> _PROBLEM TO SOLVE_
Repeat what the lines below say, word for word, and skip every image.

Dataset entries on figures
[Begin]
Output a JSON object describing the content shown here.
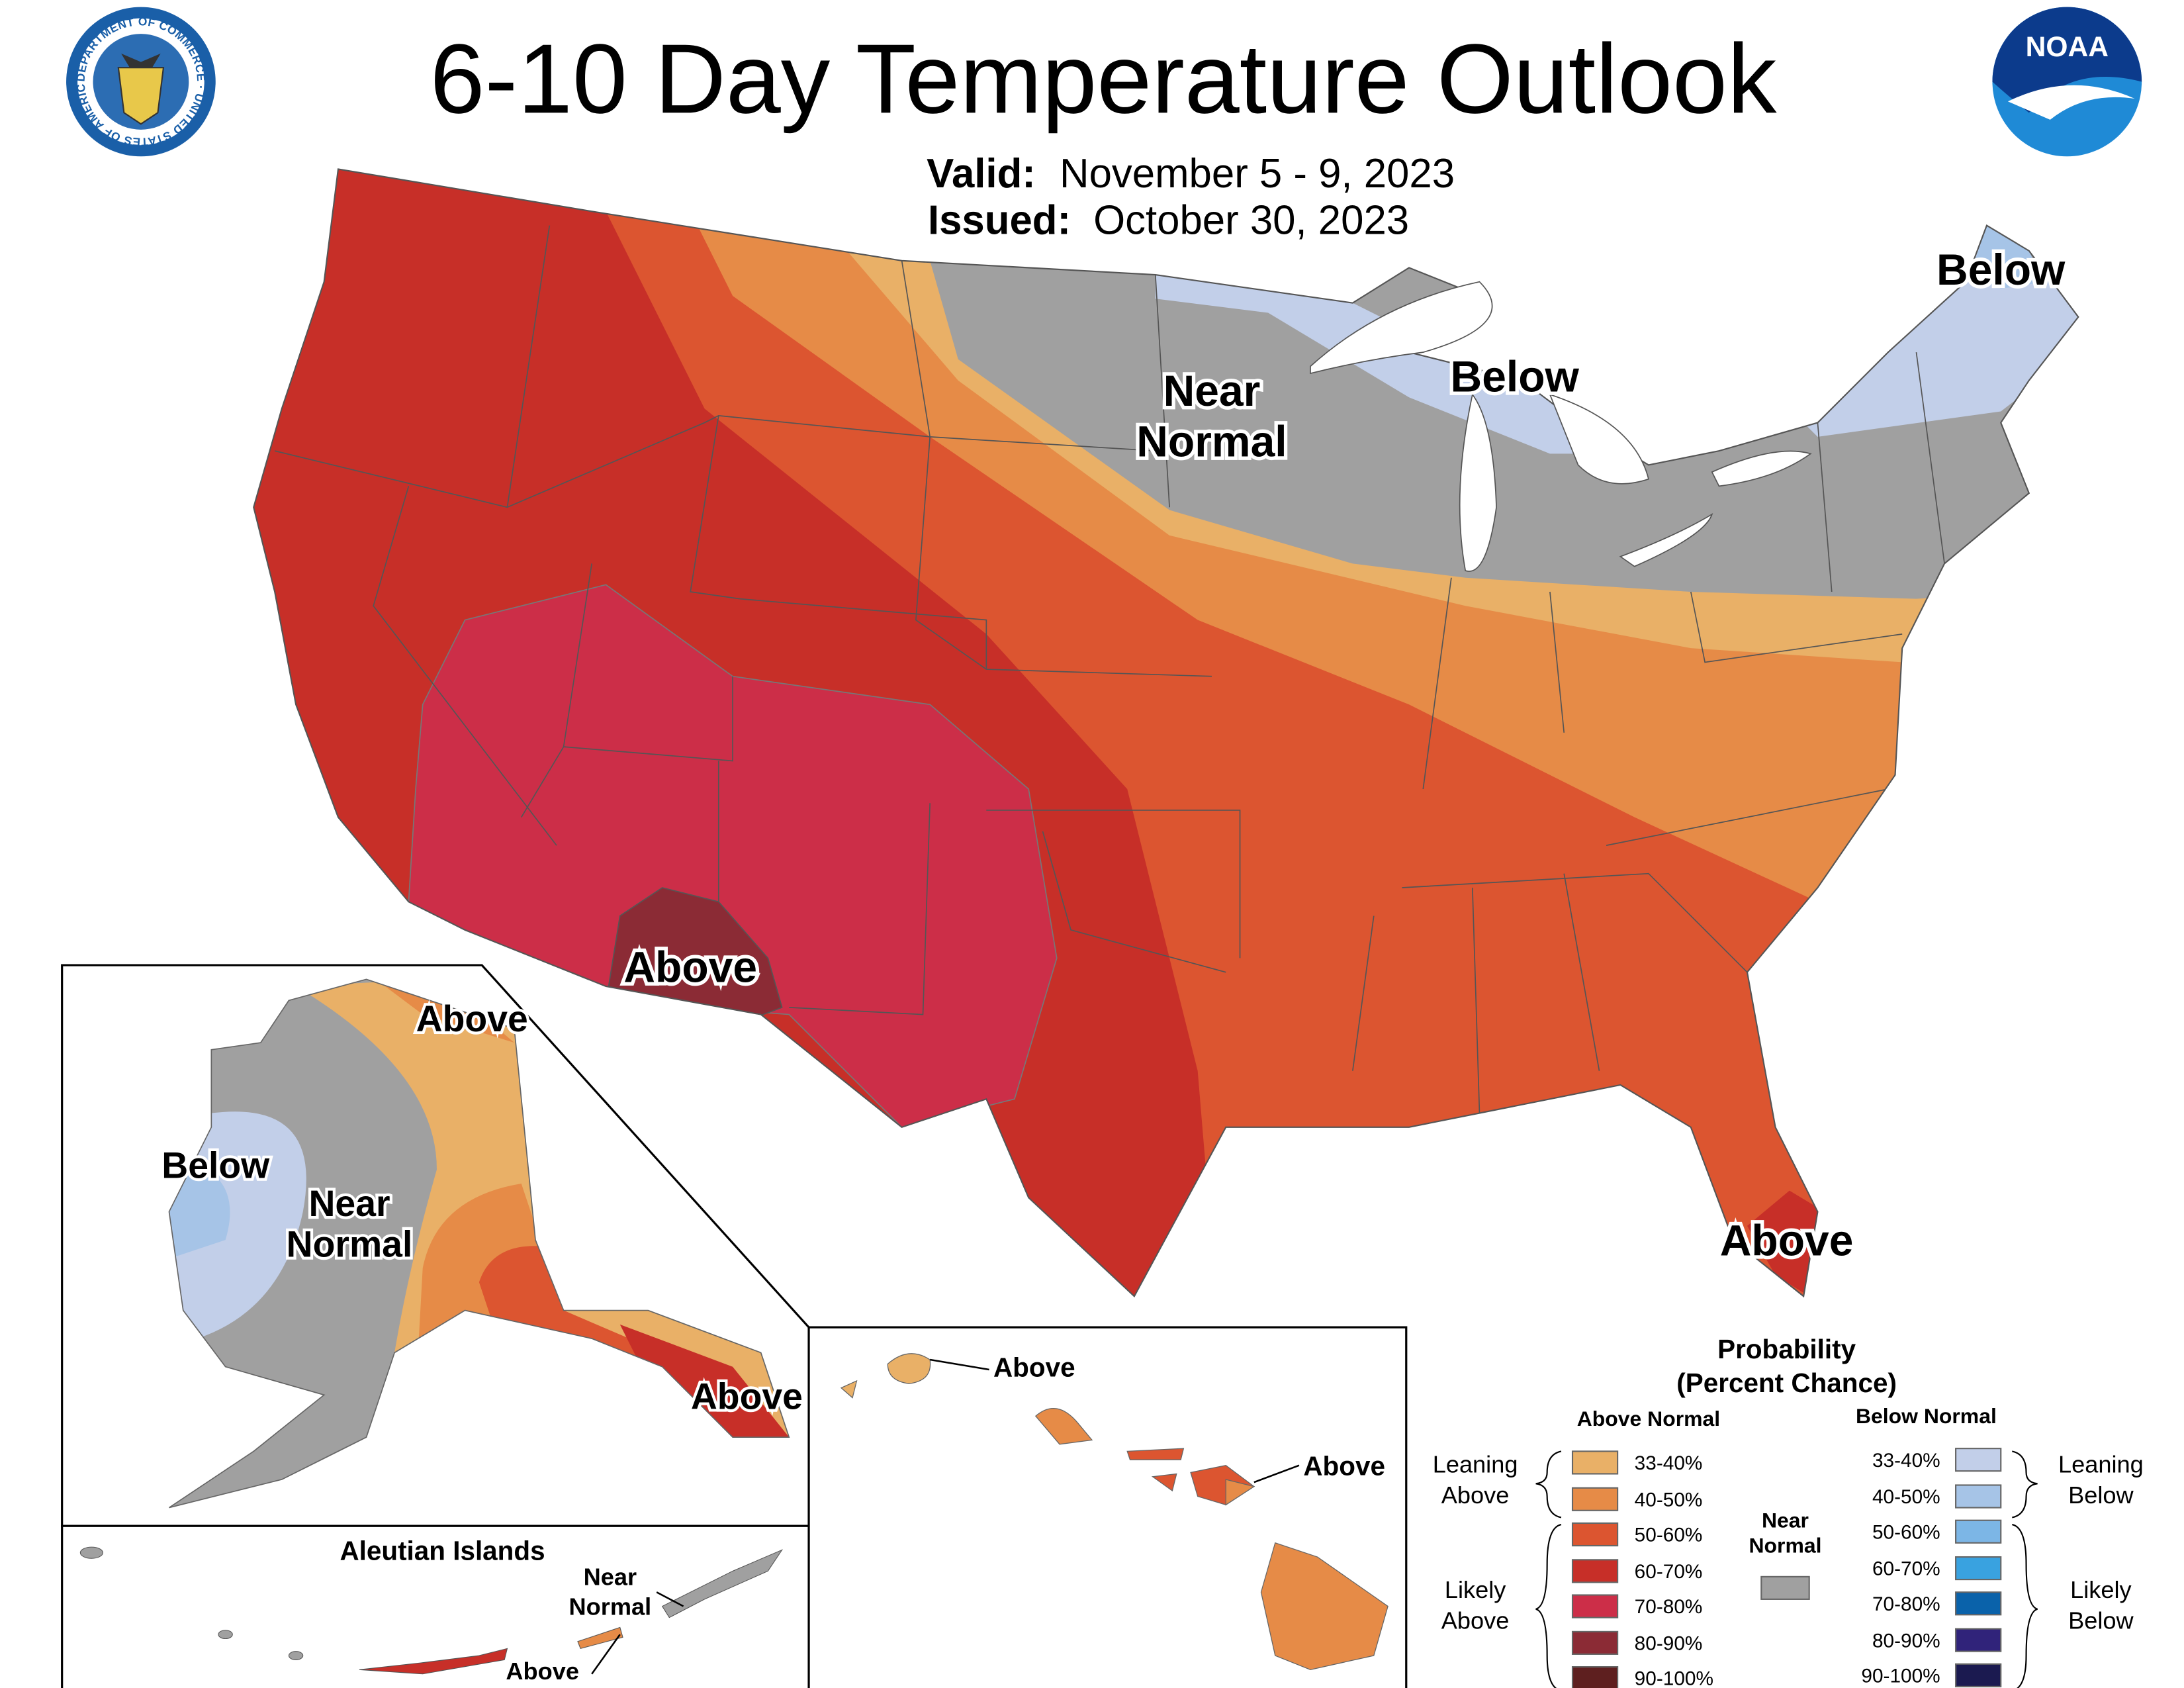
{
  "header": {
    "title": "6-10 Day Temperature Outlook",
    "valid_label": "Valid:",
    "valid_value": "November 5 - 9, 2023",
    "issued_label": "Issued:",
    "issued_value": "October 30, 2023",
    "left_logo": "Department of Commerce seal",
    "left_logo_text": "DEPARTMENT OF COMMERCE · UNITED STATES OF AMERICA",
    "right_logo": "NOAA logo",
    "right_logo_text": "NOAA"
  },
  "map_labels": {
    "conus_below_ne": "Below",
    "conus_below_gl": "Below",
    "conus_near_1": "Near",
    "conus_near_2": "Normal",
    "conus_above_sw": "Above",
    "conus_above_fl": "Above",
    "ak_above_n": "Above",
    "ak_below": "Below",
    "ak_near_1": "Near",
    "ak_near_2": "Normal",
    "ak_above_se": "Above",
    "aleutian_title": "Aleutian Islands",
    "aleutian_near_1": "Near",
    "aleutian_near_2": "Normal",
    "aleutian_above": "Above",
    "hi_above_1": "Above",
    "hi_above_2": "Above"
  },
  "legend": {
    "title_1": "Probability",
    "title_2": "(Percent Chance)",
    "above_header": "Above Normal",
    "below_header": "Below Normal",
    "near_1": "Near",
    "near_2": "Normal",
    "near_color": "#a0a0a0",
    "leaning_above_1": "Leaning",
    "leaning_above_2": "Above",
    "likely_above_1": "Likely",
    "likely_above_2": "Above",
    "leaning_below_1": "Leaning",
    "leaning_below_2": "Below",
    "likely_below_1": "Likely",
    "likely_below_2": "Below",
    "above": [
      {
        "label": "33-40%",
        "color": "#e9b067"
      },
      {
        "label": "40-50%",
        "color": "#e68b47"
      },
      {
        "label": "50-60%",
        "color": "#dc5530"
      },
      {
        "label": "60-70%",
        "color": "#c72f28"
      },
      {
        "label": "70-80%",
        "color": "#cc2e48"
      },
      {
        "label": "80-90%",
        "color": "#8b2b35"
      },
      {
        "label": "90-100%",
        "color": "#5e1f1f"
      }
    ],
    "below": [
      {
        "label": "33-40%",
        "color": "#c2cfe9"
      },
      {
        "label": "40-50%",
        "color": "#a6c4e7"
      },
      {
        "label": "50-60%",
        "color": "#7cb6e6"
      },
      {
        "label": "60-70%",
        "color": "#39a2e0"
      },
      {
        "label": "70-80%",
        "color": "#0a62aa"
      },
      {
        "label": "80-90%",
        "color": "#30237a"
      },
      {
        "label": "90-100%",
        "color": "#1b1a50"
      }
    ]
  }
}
[End]
> _CORRECT RESULT_
Output a JSON object describing the content shown here.
{
  "header": {
    "title": "6-10 Day Temperature Outlook",
    "valid_label": "Valid:",
    "valid_value": "November 5 - 9, 2023",
    "issued_label": "Issued:",
    "issued_value": "October 30, 2023",
    "left_logo": "Department of Commerce seal",
    "left_logo_text": "DEPARTMENT OF COMMERCE · UNITED STATES OF AMERICA",
    "right_logo": "NOAA logo",
    "right_logo_text": "NOAA"
  },
  "map_labels": {
    "conus_below_ne": "Below",
    "conus_below_gl": "Below",
    "conus_near_1": "Near",
    "conus_near_2": "Normal",
    "conus_above_sw": "Above",
    "conus_above_fl": "Above",
    "ak_above_n": "Above",
    "ak_below": "Below",
    "ak_near_1": "Near",
    "ak_near_2": "Normal",
    "ak_above_se": "Above",
    "aleutian_title": "Aleutian Islands",
    "aleutian_near_1": "Near",
    "aleutian_near_2": "Normal",
    "aleutian_above": "Above",
    "hi_above_1": "Above",
    "hi_above_2": "Above"
  },
  "legend": {
    "title_1": "Probability",
    "title_2": "(Percent Chance)",
    "above_header": "Above Normal",
    "below_header": "Below Normal",
    "near_1": "Near",
    "near_2": "Normal",
    "near_color": "#a0a0a0",
    "leaning_above_1": "Leaning",
    "leaning_above_2": "Above",
    "likely_above_1": "Likely",
    "likely_above_2": "Above",
    "leaning_below_1": "Leaning",
    "leaning_below_2": "Below",
    "likely_below_1": "Likely",
    "likely_below_2": "Below",
    "above": [
      {
        "label": "33-40%",
        "color": "#e9b067"
      },
      {
        "label": "40-50%",
        "color": "#e68b47"
      },
      {
        "label": "50-60%",
        "color": "#dc5530"
      },
      {
        "label": "60-70%",
        "color": "#c72f28"
      },
      {
        "label": "70-80%",
        "color": "#cc2e48"
      },
      {
        "label": "80-90%",
        "color": "#8b2b35"
      },
      {
        "label": "90-100%",
        "color": "#5e1f1f"
      }
    ],
    "below": [
      {
        "label": "33-40%",
        "color": "#c2cfe9"
      },
      {
        "label": "40-50%",
        "color": "#a6c4e7"
      },
      {
        "label": "50-60%",
        "color": "#7cb6e6"
      },
      {
        "label": "60-70%",
        "color": "#39a2e0"
      },
      {
        "label": "70-80%",
        "color": "#0a62aa"
      },
      {
        "label": "80-90%",
        "color": "#30237a"
      },
      {
        "label": "90-100%",
        "color": "#1b1a50"
      }
    ]
  }
}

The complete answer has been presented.